OBJECTIVE: Go through the records and copy each line where the word "document" occurs.
======== RECORDS PROVIDED
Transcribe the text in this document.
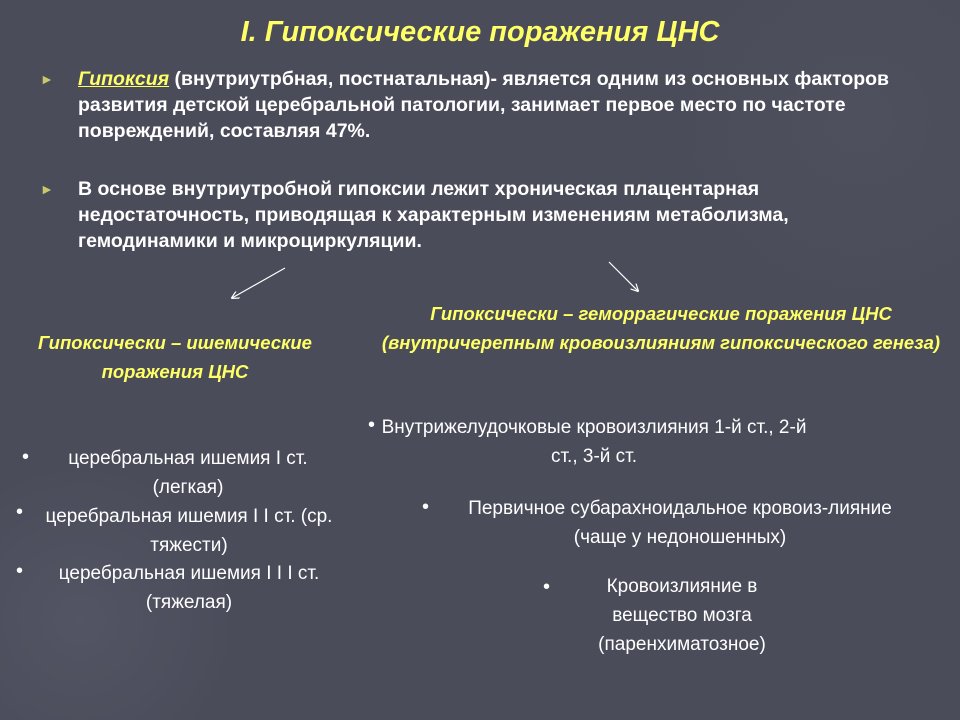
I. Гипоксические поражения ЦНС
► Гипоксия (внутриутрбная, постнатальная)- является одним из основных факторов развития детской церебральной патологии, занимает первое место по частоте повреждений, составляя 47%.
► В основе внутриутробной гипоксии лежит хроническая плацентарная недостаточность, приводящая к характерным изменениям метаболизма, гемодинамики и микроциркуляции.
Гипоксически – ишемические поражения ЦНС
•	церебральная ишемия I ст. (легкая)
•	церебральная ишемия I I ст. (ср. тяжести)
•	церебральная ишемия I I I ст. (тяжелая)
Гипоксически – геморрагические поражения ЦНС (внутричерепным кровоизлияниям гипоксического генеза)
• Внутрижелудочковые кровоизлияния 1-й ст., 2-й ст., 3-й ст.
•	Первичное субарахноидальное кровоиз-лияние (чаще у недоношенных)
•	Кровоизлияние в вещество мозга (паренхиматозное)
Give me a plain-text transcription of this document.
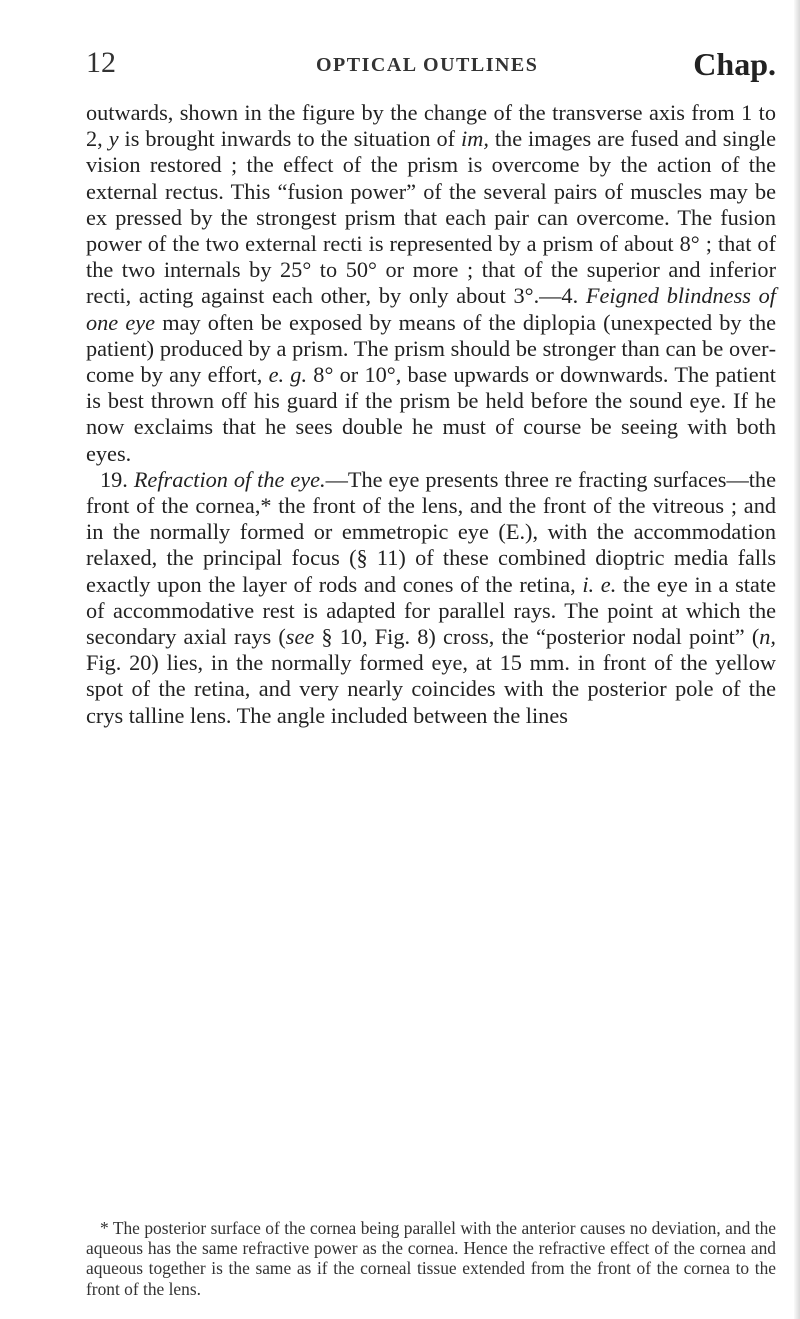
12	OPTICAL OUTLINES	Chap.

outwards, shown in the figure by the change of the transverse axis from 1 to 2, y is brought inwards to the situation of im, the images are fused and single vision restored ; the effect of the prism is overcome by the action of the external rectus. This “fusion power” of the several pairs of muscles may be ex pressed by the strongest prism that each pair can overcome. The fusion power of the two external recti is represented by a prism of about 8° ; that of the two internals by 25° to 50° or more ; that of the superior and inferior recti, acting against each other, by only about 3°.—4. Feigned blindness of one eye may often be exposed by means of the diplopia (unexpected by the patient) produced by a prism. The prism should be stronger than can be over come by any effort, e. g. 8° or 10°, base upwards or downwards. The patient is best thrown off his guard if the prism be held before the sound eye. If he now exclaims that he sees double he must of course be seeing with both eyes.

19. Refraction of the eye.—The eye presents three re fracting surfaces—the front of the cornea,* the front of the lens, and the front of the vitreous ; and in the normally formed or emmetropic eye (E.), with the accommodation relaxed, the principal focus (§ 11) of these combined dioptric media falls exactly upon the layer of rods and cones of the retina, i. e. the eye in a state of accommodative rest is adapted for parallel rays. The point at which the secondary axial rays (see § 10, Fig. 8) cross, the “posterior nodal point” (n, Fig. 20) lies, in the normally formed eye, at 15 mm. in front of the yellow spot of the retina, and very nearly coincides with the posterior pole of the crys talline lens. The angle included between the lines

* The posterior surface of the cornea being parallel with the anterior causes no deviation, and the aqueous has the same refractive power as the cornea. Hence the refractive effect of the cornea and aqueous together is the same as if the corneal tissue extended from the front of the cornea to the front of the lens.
================
======== RECORDS PROVIDED
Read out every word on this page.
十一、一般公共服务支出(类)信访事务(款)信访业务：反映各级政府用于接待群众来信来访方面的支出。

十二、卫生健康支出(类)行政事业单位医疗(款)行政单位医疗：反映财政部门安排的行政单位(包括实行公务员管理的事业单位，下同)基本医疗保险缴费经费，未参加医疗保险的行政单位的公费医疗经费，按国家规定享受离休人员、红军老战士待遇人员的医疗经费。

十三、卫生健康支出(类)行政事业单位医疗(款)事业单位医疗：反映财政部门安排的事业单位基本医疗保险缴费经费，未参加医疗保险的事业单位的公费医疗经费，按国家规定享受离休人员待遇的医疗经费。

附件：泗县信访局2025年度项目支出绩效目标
================
======== RECORDS PROVIDED
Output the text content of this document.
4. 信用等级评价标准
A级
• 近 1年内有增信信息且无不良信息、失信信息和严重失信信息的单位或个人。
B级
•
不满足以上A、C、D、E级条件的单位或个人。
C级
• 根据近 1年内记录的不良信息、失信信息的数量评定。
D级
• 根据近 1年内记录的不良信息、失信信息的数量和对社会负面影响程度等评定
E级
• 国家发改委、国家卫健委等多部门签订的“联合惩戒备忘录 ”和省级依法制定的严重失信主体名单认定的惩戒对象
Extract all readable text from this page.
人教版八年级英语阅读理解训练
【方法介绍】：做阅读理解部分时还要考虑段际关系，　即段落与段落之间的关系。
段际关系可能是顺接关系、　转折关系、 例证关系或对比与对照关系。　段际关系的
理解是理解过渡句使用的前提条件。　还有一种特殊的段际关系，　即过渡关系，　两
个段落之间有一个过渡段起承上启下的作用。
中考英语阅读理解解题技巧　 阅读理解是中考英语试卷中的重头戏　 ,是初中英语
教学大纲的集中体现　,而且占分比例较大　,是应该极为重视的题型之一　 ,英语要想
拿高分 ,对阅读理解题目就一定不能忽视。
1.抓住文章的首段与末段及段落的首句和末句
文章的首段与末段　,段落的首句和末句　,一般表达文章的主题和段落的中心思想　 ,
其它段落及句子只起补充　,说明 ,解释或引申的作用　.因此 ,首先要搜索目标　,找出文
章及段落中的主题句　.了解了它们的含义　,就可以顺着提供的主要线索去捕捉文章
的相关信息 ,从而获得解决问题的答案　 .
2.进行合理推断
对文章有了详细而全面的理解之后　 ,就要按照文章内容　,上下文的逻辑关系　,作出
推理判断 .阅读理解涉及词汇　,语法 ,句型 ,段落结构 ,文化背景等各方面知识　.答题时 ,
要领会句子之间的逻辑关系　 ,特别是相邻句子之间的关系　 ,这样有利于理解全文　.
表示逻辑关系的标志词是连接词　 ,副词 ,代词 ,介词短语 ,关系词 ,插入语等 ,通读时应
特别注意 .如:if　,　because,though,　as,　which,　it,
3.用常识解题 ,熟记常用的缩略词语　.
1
================
WRITTEN REPLY:
Transcribe the text in this document.
Give me a plain-text transcription of this document.
Output the text content of this document.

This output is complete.